● **WHAT IS EXPECTED**
Gather up the lines with the word "déclin" in them.
* start *
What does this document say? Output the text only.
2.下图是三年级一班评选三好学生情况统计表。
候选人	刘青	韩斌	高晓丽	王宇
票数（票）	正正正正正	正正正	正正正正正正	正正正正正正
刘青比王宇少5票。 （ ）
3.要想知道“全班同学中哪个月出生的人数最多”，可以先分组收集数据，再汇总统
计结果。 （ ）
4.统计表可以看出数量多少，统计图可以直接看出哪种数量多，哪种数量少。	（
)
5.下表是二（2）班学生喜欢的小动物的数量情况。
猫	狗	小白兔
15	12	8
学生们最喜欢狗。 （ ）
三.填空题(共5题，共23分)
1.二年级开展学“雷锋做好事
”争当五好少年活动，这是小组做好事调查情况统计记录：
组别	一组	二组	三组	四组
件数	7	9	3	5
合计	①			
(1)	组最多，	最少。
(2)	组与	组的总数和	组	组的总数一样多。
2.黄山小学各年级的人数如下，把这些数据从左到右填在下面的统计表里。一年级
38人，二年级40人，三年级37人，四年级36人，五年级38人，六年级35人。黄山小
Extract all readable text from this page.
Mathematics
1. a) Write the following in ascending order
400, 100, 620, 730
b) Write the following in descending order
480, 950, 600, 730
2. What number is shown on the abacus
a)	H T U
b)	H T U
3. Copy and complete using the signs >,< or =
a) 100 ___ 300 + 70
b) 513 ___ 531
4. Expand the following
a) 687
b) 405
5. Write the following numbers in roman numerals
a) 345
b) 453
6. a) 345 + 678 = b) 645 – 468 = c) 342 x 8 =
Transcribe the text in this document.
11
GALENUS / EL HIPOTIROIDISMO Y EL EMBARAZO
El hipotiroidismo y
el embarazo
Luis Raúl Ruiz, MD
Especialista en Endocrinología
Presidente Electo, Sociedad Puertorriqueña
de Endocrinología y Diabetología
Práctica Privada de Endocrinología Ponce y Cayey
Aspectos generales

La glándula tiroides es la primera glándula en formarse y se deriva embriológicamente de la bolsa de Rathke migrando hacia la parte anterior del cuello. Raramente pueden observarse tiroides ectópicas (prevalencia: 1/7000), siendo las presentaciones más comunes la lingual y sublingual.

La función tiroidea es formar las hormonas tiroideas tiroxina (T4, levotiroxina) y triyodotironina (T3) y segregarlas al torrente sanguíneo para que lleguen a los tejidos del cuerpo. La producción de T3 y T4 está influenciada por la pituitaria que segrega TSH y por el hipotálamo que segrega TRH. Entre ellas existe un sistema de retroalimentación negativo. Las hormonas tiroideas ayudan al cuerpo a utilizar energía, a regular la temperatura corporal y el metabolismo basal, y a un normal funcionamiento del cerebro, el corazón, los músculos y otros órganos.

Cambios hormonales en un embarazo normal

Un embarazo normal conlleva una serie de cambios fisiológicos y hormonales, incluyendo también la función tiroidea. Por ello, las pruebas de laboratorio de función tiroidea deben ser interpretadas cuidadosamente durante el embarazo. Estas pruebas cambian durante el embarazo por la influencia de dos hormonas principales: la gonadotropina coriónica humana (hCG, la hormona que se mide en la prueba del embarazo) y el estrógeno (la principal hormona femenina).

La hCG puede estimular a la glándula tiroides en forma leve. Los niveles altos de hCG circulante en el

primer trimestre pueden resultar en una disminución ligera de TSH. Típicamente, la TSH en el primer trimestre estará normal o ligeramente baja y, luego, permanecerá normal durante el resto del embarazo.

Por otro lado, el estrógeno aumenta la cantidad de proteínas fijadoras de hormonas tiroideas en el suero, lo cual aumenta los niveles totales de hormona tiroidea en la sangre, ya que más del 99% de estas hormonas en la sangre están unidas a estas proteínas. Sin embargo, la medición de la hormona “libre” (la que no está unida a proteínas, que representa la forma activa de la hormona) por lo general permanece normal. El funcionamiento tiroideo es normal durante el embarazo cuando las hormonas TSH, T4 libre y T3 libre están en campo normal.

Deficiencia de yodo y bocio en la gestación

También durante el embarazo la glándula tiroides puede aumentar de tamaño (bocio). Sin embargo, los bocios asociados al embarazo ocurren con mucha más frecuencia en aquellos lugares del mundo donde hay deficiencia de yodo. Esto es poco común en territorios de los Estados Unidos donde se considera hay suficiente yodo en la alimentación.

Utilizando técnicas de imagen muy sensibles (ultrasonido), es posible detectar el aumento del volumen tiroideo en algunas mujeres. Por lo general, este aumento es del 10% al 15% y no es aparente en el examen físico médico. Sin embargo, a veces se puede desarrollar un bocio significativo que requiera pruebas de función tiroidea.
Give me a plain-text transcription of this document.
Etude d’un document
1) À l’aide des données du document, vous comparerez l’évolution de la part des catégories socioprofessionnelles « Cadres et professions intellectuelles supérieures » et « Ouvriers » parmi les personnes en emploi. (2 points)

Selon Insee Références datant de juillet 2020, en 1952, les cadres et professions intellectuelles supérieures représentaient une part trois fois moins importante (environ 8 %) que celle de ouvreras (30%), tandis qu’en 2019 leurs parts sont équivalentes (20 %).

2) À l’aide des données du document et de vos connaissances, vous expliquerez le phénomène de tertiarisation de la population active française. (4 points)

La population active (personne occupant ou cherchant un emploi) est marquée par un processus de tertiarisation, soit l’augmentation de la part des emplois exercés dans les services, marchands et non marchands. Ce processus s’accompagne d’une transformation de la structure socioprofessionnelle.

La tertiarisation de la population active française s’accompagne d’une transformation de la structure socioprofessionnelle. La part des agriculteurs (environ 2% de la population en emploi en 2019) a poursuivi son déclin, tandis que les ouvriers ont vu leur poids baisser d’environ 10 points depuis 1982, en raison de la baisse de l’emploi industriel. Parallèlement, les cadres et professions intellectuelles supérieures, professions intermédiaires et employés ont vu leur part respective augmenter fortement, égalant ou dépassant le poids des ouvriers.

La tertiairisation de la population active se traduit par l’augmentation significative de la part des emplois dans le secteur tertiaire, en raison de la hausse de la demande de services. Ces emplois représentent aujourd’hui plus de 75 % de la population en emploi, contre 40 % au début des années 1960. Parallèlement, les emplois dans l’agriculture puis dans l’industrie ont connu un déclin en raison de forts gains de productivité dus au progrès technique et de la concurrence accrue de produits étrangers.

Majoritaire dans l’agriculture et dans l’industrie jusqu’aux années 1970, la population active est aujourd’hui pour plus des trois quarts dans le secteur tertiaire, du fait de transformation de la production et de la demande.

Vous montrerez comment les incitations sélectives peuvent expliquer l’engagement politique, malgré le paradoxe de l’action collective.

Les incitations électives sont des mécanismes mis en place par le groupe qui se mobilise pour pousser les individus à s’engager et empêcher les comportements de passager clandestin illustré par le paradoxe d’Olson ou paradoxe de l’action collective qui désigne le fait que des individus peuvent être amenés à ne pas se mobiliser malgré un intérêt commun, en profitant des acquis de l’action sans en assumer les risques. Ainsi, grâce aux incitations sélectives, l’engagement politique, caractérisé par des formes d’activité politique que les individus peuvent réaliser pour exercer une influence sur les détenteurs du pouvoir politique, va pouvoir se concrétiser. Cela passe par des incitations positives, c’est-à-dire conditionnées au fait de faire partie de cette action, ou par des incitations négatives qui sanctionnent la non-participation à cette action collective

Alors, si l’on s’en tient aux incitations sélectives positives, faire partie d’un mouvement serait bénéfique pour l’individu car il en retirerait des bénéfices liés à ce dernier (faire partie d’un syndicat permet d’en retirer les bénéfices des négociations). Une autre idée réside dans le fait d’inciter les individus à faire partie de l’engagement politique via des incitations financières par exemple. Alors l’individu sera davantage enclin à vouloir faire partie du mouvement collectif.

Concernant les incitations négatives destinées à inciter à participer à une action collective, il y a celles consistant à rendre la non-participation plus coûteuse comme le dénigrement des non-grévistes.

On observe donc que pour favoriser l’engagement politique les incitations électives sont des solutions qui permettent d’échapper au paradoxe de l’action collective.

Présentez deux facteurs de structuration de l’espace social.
* end *
● **EXERCISE RESPONSE**
La tertiarisation de la population active française s’accompagne d’une transformation de la structure socioprofessionnelle. La part des agriculteurs (environ 2% de la population en emploi en 2019) a poursuivi son déclin, tandis que les ouvriers ont vu leur poids baisser d’environ 10 points depuis 1982, en raison de la baisse de l’emploi industriel. Parallèlement, les cadres et professions intellectuelles supérieures, professions intermédiaires et employés ont vu leur part respective augmenter fortement, égalant ou dépassant le poids des ouvriers.
La tertiairisation de la population active se traduit par l’augmentation significative de la part des emplois dans le secteur tertiaire, en raison de la hausse de la demande de services. Ces emplois représentent aujourd’hui plus de 75 % de la population en emploi, contre 40 % au début des années 1960. Parallèlement, les emplois dans l’agriculture puis dans l’industrie ont connu un déclin en raison de forts gains de productivité dus au progrès technique et de la concurrence accrue de produits étrangers.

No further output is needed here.